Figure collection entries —
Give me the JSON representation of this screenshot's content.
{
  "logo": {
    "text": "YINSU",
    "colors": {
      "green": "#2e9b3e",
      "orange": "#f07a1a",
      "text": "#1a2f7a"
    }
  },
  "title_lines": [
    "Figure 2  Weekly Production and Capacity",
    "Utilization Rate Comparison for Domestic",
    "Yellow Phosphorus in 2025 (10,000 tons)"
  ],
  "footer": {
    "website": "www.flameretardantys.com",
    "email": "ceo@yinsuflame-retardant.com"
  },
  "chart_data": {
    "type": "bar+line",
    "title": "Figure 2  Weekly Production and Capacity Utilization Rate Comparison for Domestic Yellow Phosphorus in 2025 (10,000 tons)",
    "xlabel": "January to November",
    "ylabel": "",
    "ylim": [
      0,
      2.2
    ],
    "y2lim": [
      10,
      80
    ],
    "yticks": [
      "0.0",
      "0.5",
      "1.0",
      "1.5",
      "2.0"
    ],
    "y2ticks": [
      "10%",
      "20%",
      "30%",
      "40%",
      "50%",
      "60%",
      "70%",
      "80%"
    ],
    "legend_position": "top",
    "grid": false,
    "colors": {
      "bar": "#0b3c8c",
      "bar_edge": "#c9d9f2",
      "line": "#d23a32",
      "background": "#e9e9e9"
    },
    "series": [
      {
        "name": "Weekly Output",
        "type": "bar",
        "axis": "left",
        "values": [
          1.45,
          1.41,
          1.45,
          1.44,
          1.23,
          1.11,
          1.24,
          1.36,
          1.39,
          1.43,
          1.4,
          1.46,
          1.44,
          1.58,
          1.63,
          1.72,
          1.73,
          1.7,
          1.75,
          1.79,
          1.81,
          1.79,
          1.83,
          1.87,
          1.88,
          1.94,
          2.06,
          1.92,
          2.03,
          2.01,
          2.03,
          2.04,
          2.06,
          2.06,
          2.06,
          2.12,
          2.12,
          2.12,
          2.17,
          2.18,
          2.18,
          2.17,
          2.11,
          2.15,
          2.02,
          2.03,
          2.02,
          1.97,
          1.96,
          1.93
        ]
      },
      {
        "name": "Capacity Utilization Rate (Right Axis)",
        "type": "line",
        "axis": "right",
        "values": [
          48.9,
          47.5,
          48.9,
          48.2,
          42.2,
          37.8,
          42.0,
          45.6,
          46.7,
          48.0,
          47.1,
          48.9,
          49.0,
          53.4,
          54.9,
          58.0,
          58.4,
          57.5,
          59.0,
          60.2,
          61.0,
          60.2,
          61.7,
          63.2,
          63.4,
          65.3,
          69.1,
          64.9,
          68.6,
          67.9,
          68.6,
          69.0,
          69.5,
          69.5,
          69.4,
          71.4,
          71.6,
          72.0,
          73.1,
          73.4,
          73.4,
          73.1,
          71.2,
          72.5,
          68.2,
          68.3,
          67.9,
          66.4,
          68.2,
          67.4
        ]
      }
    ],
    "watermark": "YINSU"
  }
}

What is being asked —
Collect the lines that hold "Capacity".

Correct response —
    "Figure 2  Weekly Production and Capacity",
    "title": "Figure 2  Weekly Production and Capacity Utilization Rate Comparison for Domestic Yellow Phosphorus in 2025 (10,000 tons)",
        "name": "Capacity Utilization Rate (Right Axis)",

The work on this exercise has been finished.